* [THE PROBLEM]:
Take each line that has the word "Smoothing" and return it.

* [DATA ENTRIES]:
# # # # # # #
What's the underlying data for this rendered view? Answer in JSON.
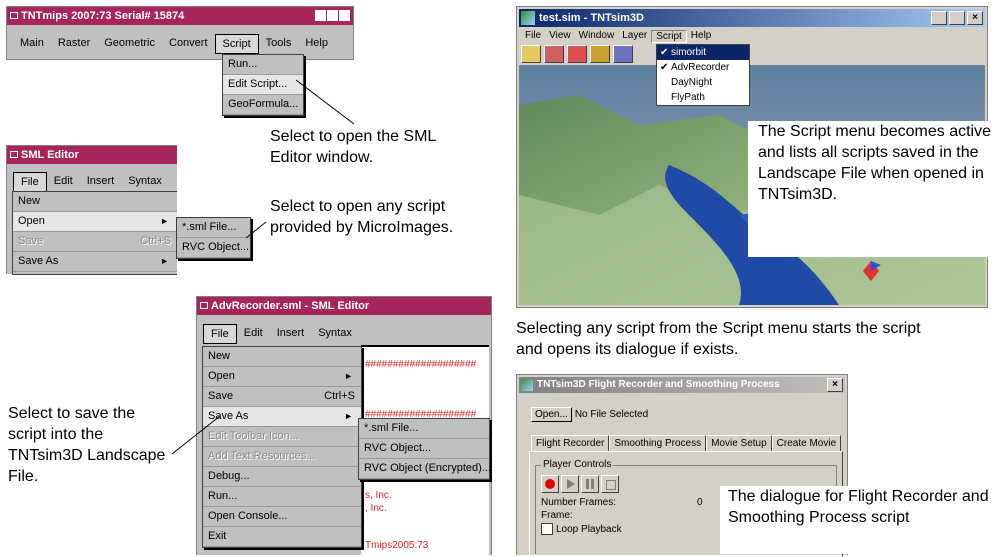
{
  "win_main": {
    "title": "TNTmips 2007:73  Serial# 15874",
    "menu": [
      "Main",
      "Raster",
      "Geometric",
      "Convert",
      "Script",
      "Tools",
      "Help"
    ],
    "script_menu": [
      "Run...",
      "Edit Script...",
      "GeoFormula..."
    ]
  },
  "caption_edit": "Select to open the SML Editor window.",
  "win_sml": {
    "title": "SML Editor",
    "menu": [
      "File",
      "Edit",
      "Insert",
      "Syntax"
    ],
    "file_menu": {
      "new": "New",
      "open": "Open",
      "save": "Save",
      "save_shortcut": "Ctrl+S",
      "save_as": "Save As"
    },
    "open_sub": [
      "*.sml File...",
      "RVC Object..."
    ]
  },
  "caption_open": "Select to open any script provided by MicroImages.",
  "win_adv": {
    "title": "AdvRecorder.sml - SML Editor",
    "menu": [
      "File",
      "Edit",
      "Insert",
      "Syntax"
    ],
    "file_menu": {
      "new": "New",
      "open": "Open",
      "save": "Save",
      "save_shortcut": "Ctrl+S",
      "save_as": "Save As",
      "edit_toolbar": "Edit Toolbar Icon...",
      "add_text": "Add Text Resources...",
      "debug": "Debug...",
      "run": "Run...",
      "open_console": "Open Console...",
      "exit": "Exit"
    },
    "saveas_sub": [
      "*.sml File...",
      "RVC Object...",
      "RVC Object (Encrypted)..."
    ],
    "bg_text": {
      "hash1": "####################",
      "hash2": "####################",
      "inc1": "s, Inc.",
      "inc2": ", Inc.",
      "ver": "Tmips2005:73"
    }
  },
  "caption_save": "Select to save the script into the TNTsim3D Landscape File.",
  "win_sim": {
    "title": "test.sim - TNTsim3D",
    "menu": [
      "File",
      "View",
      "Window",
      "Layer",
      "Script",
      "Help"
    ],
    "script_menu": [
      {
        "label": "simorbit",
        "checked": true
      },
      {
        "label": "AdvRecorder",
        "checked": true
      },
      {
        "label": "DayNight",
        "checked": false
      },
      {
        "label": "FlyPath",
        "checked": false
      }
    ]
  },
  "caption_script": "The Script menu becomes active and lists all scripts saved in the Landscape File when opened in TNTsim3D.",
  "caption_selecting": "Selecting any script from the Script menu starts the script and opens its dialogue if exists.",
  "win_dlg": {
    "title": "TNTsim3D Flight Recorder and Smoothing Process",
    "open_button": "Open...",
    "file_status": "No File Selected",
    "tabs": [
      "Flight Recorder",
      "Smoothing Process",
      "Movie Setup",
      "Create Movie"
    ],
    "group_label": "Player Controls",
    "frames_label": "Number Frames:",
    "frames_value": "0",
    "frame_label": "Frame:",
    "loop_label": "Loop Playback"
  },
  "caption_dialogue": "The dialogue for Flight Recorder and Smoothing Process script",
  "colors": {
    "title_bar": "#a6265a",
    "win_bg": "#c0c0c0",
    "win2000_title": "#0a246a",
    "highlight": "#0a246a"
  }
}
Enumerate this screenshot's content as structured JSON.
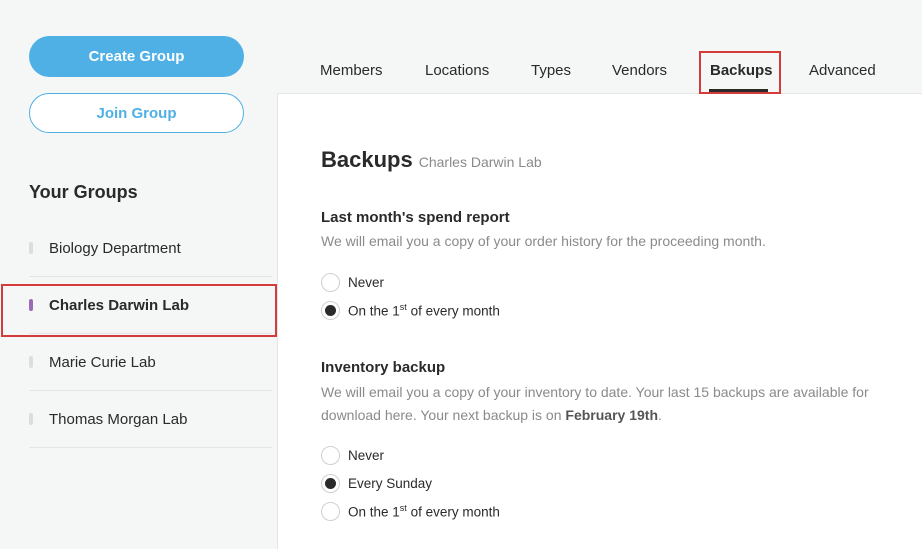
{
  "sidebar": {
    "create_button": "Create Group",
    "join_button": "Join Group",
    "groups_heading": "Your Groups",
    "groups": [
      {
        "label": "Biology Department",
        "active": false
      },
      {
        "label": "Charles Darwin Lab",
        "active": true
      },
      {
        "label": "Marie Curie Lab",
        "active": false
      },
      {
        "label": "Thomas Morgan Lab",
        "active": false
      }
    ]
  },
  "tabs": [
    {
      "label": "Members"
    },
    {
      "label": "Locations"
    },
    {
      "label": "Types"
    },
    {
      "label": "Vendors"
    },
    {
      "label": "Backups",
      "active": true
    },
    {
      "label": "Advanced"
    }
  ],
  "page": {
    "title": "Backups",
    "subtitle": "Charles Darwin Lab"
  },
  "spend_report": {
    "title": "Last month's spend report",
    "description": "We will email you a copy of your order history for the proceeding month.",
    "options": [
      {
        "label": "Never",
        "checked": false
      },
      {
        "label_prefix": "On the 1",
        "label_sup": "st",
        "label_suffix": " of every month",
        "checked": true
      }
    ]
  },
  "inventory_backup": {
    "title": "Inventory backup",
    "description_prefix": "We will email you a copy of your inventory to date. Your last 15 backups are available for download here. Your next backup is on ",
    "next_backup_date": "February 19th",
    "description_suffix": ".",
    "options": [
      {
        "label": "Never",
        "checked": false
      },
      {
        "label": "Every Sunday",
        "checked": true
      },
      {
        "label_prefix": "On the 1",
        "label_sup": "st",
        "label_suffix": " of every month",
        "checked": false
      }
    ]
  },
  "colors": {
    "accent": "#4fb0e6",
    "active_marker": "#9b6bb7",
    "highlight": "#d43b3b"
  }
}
# # # # # # #
* [THE ANSWER]:
    "title": "TNTsim3D Flight Recorder and Smoothing Process",
      "Smoothing Process",
  "caption_dialogue": "The dialogue for Flight Recorder and Smoothing Process script",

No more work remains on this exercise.